→ **Input records**:

**********

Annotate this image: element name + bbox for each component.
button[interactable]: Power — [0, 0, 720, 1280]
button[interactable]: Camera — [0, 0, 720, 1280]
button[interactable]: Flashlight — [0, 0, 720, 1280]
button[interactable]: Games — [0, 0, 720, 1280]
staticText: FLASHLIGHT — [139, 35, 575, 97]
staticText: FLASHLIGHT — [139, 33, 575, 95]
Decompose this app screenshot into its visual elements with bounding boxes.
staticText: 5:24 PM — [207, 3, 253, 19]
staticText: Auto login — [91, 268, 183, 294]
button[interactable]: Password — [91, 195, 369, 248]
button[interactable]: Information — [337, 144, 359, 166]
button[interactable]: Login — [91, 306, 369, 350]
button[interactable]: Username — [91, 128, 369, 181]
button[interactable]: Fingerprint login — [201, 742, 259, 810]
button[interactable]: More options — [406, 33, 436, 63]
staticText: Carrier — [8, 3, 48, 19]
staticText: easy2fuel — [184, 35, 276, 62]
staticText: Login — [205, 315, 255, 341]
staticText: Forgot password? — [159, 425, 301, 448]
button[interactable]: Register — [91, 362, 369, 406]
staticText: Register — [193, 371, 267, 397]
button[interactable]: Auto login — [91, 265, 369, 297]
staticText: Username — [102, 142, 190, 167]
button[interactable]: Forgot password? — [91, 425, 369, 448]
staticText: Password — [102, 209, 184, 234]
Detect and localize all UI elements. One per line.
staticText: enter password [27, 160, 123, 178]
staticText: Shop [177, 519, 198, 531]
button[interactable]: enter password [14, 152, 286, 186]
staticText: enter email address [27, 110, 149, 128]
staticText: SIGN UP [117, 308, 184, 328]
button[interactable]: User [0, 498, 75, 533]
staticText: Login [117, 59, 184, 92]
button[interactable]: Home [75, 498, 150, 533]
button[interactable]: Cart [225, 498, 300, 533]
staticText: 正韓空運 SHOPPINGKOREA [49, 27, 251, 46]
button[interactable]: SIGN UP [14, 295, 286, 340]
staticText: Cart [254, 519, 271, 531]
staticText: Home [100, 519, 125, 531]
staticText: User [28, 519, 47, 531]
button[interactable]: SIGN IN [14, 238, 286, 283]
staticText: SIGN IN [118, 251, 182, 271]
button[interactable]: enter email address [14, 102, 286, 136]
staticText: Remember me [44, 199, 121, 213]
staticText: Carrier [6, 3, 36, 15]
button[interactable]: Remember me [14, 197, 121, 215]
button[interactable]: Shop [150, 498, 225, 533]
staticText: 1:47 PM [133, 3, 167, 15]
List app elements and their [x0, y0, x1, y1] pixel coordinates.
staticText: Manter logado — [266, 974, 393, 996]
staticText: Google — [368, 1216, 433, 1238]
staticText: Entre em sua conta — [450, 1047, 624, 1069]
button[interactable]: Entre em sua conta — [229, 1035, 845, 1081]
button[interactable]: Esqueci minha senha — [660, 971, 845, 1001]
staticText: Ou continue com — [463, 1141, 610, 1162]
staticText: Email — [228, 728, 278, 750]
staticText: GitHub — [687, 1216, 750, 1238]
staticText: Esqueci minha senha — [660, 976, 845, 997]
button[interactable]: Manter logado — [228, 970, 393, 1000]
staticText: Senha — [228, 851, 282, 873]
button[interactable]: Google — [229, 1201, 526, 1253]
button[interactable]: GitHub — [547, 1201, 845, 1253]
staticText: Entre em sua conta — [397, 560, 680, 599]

**********

→ **Task statement**:
Could you write out every row above again, word for word and in the same order, without changing anything?

→ **Problem solution**:
Annotate this image: element name + bbox for each component.
button[interactable]: Power — [0, 0, 720, 1280]
button[interactable]: Camera — [0, 0, 720, 1280]
button[interactable]: Flashlight — [0, 0, 720, 1280]
button[interactable]: Games — [0, 0, 720, 1280]
staticText: FLASHLIGHT — [139, 35, 575, 97]
staticText: FLASHLIGHT — [139, 33, 575, 95]
Decompose this app screenshot into its visual elements with bounding boxes.
staticText: 5:24 PM — [207, 3, 253, 19]
staticText: Auto login — [91, 268, 183, 294]
button[interactable]: Password — [91, 195, 369, 248]
button[interactable]: Information — [337, 144, 359, 166]
button[interactable]: Login — [91, 306, 369, 350]
button[interactable]: Username — [91, 128, 369, 181]
button[interactable]: Fingerprint login — [201, 742, 259, 810]
button[interactable]: More options — [406, 33, 436, 63]
staticText: Carrier — [8, 3, 48, 19]
staticText: easy2fuel — [184, 35, 276, 62]
staticText: Login — [205, 315, 255, 341]
staticText: Forgot password? — [159, 425, 301, 448]
button[interactable]: Register — [91, 362, 369, 406]
staticText: Register — [193, 371, 267, 397]
button[interactable]: Auto login — [91, 265, 369, 297]
staticText: Username — [102, 142, 190, 167]
button[interactable]: Forgot password? — [91, 425, 369, 448]
staticText: Password — [102, 209, 184, 234]
Detect and localize all UI elements. One per line.
staticText: enter password [27, 160, 123, 178]
staticText: Shop [177, 519, 198, 531]
button[interactable]: enter password [14, 152, 286, 186]
staticText: enter email address [27, 110, 149, 128]
staticText: SIGN UP [117, 308, 184, 328]
button[interactable]: User [0, 498, 75, 533]
staticText: Login [117, 59, 184, 92]
button[interactable]: Home [75, 498, 150, 533]
button[interactable]: Cart [225, 498, 300, 533]
staticText: 正韓空運 SHOPPINGKOREA [49, 27, 251, 46]
button[interactable]: SIGN UP [14, 295, 286, 340]
staticText: Cart [254, 519, 271, 531]
staticText: Home [100, 519, 125, 531]
staticText: User [28, 519, 47, 531]
button[interactable]: SIGN IN [14, 238, 286, 283]
staticText: SIGN IN [118, 251, 182, 271]
button[interactable]: enter email address [14, 102, 286, 136]
staticText: Remember me [44, 199, 121, 213]
staticText: Carrier [6, 3, 36, 15]
button[interactable]: Remember me [14, 197, 121, 215]
button[interactable]: Shop [150, 498, 225, 533]
staticText: 1:47 PM [133, 3, 167, 15]
List app elements and their [x0, y0, x1, y1] pixel coordinates.
staticText: Manter logado — [266, 974, 393, 996]
staticText: Google — [368, 1216, 433, 1238]
staticText: Entre em sua conta — [450, 1047, 624, 1069]
button[interactable]: Entre em sua conta — [229, 1035, 845, 1081]
button[interactable]: Esqueci minha senha — [660, 971, 845, 1001]
staticText: Ou continue com — [463, 1141, 610, 1162]
staticText: Email — [228, 728, 278, 750]
staticText: GitHub — [687, 1216, 750, 1238]
staticText: Esqueci minha senha — [660, 976, 845, 997]
button[interactable]: Manter logado — [228, 970, 393, 1000]
staticText: Senha — [228, 851, 282, 873]
button[interactable]: Google — [229, 1201, 526, 1253]
button[interactable]: GitHub — [547, 1201, 845, 1253]
staticText: Entre em sua conta — [397, 560, 680, 599]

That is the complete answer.